Listed records -
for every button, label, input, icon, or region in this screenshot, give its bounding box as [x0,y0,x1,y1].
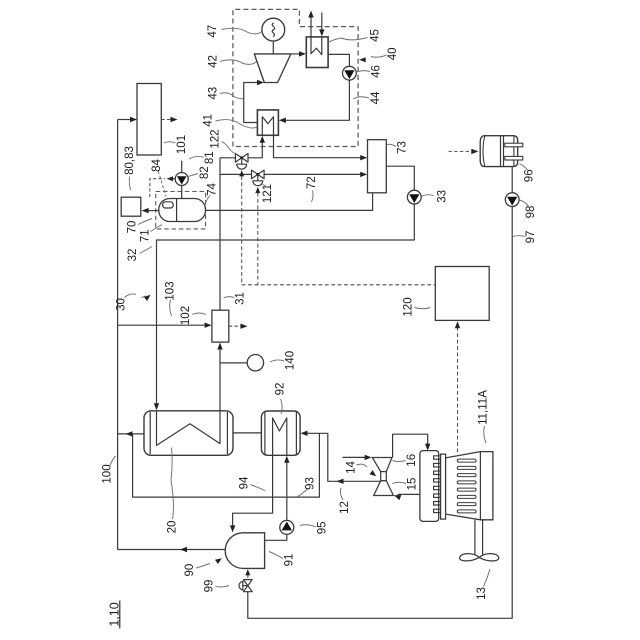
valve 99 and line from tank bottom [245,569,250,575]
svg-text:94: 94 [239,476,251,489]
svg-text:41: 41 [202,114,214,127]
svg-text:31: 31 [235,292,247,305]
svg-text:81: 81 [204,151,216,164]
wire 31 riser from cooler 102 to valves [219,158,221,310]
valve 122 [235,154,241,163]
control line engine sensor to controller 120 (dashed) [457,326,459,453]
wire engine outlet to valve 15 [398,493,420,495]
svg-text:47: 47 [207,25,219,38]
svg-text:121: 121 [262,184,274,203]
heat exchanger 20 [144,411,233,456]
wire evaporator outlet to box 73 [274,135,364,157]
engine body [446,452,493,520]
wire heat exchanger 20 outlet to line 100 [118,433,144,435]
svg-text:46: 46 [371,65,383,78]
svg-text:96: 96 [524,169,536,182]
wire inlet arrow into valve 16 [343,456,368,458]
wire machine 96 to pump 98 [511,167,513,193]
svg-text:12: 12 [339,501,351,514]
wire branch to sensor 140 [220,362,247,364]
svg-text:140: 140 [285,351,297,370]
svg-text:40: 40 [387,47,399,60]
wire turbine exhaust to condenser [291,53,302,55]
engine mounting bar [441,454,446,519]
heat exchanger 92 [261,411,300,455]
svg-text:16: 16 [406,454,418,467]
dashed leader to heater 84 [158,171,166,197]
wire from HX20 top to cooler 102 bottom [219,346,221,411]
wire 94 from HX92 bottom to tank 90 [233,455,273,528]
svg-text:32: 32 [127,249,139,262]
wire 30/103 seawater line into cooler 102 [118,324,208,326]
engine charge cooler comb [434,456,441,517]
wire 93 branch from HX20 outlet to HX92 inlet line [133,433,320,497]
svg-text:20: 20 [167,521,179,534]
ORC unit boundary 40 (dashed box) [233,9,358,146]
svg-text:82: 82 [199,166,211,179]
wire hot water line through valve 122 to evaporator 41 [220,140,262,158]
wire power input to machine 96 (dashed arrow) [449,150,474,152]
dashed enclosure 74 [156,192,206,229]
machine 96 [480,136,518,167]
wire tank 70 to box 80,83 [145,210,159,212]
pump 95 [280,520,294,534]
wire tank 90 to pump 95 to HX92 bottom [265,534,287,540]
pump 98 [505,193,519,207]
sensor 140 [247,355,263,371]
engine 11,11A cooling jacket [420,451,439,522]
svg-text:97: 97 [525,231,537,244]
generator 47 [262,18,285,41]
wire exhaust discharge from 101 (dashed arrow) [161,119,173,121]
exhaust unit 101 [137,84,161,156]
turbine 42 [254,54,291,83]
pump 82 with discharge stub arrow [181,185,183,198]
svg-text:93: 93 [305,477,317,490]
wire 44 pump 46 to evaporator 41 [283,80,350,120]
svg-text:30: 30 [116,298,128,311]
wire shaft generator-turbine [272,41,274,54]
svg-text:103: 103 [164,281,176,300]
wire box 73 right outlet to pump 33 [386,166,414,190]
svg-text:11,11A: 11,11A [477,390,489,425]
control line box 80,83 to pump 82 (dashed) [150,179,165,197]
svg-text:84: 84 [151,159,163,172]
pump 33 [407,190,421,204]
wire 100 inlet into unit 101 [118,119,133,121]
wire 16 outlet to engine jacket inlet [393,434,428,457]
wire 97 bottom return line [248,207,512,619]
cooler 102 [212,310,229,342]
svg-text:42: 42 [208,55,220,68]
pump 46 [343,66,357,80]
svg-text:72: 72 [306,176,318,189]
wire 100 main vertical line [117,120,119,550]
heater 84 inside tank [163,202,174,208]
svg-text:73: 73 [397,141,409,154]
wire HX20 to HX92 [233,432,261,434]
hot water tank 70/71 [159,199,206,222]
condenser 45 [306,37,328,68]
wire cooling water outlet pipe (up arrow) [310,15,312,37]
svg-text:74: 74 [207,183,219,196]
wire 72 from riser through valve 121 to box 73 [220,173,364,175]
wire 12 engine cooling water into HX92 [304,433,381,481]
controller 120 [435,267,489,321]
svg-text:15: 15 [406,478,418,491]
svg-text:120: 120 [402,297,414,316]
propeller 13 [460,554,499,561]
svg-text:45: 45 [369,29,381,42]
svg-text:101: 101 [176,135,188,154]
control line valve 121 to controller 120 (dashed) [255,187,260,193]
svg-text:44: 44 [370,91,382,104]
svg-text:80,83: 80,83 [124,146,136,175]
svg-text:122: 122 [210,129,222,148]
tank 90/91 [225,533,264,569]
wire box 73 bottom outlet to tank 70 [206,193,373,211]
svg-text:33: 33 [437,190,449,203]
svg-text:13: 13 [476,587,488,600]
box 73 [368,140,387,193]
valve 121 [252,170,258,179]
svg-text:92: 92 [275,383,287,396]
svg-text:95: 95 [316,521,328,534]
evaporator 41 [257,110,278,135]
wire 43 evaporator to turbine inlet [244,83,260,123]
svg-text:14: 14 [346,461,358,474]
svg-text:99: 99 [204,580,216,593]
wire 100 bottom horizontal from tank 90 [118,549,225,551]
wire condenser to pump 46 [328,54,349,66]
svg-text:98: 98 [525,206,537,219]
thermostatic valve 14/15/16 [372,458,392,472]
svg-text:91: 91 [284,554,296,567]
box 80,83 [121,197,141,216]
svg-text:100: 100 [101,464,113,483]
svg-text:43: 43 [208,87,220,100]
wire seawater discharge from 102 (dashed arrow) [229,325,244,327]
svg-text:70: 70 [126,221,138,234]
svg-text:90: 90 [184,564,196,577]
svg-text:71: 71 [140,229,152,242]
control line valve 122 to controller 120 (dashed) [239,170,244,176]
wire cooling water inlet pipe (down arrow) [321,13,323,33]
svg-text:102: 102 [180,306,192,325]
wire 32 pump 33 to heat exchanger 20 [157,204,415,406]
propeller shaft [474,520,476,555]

--

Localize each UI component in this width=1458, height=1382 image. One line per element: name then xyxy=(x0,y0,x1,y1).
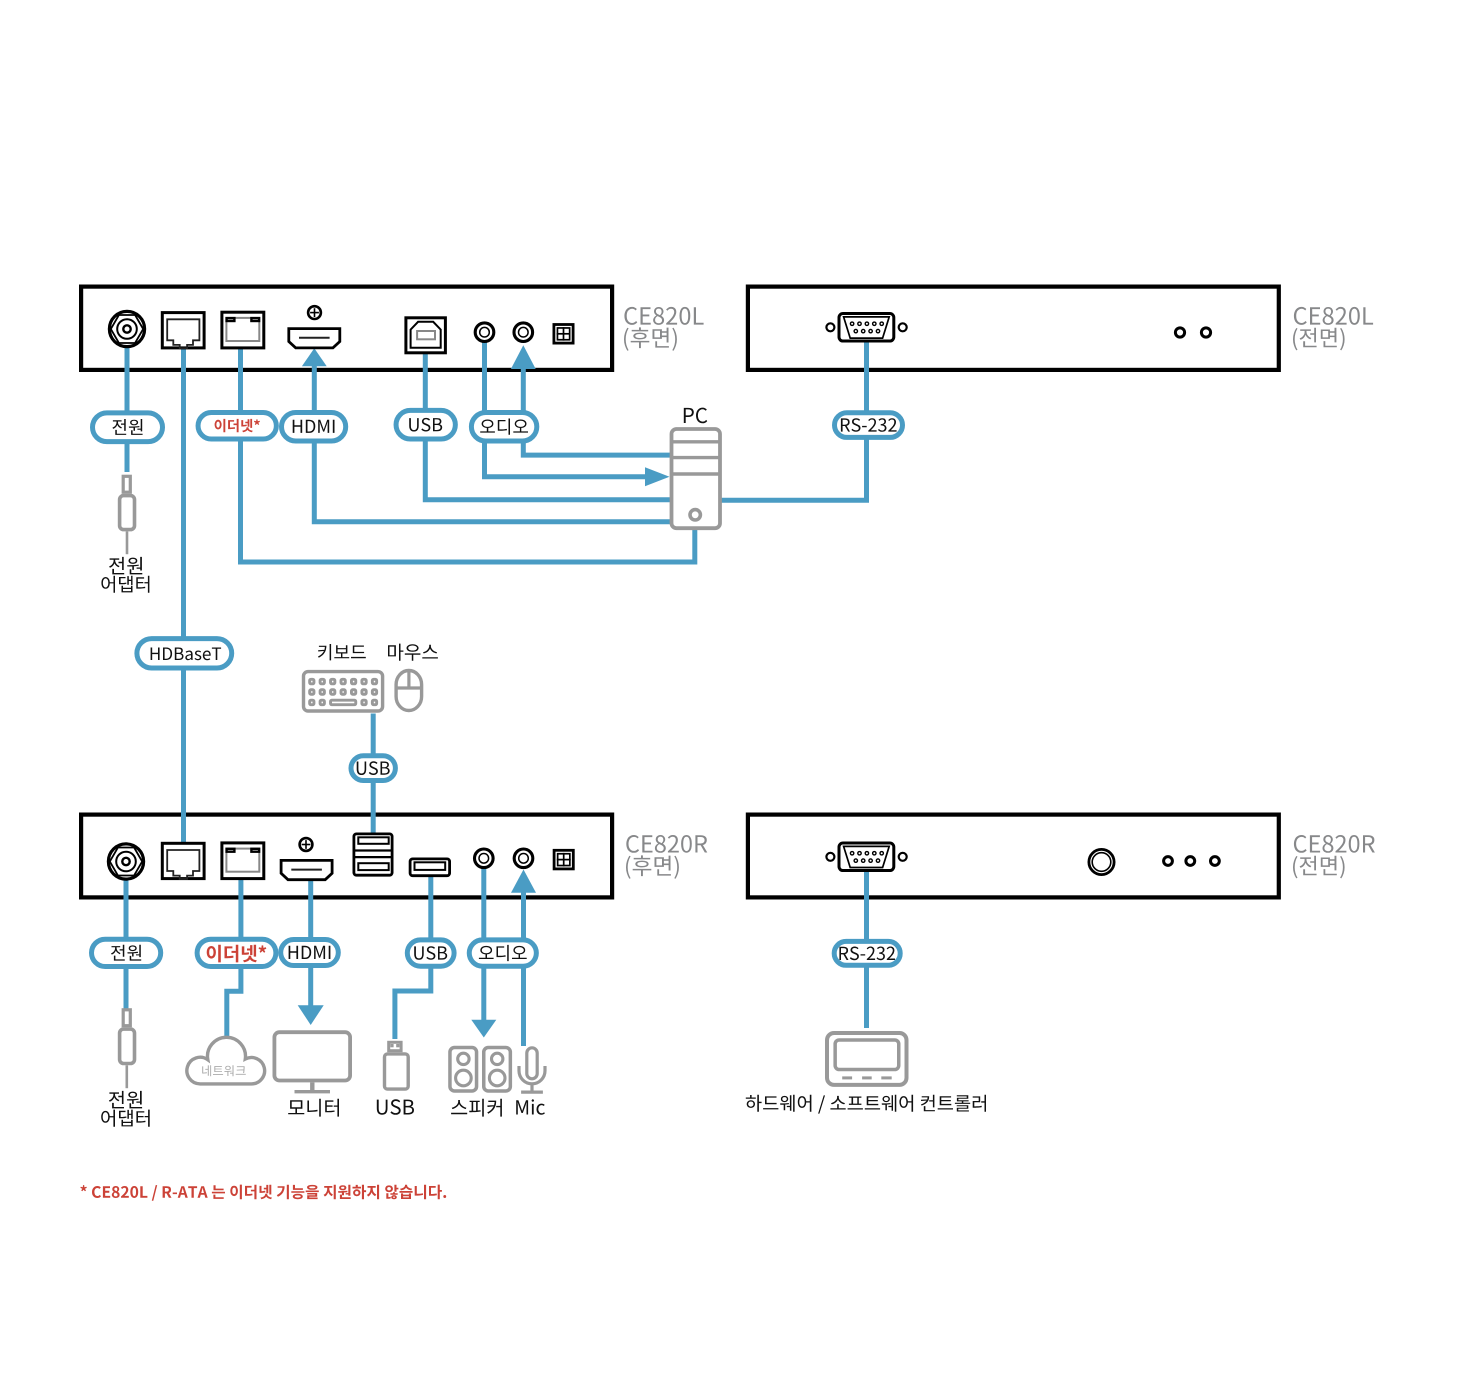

Exercise goal - Arrange the part of the listing that opens with the line containing "for every button, label, input, icon, or" and closes with the line containing "svg-text:31: 31 [235,292,247,305]" as a Markdown table with the columns "Number" and "Text," one row per line, skipping blank lines and leaving out the pictures.

Solution to this exercise -
| Number | Text |
|---|---|
| 1 | for every button, label, input, icon, or region in this screenshot, give its bounding box as [x0,y0,x1,y1]. |
| 2 | valve 99 and line from tank bottom [245,569,250,575] |
| 3 | svg-text:94: 94 [239,476,251,489] |
| 4 | svg-text:41: 41 [202,114,214,127] |
| 5 | svg-text:31: 31 [235,292,247,305] |